Brief:
Reproduce all of the material word for word.
** Begin Data supplied **
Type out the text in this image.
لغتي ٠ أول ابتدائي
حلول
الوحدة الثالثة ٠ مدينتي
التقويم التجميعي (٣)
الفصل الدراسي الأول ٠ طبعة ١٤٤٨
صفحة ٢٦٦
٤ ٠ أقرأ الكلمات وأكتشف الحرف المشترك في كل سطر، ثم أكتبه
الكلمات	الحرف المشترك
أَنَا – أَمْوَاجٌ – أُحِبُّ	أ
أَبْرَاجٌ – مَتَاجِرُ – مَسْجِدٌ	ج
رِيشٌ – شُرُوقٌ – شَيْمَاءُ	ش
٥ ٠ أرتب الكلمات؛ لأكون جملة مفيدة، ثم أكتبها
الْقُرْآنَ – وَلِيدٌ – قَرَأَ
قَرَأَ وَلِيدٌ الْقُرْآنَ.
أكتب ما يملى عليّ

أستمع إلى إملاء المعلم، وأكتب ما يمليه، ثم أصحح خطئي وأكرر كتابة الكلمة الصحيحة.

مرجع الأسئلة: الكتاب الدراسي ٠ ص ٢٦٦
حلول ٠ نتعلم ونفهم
** End Data supplied **
Correct result:
Type out the text in this image.
لغتي ٠ أول ابتدائي
حلول
الوحدة الثالثة ٠ مدينتي
التقويم التجميعي (٣)
الفصل الدراسي الأول ٠ طبعة ١٤٤٨
صفحة ٢٦٦
٤ ٠ أقرأ الكلمات وأكتشف الحرف المشترك في كل سطر، ثم أكتبه
الكلمات	الحرف المشترك
أَنَا – أَمْوَاجٌ – أُحِبُّ	أ
أَبْرَاجٌ – مَتَاجِرُ – مَسْجِدٌ	ج
رِيشٌ – شُرُوقٌ – شَيْمَاءُ	ش
٥ ٠ أرتب الكلمات؛ لأكون جملة مفيدة، ثم أكتبها
الْقُرْآنَ – وَلِيدٌ – قَرَأَ
قَرَأَ وَلِيدٌ الْقُرْآنَ.
أكتب ما يملى عليّ

أستمع إلى إملاء المعلم، وأكتب ما يمليه، ثم أصحح خطئي وأكرر كتابة الكلمة الصحيحة.

مرجع الأسئلة: الكتاب الدراسي ٠ ص ٢٦٦
حلول ٠ نتعلم ونفهم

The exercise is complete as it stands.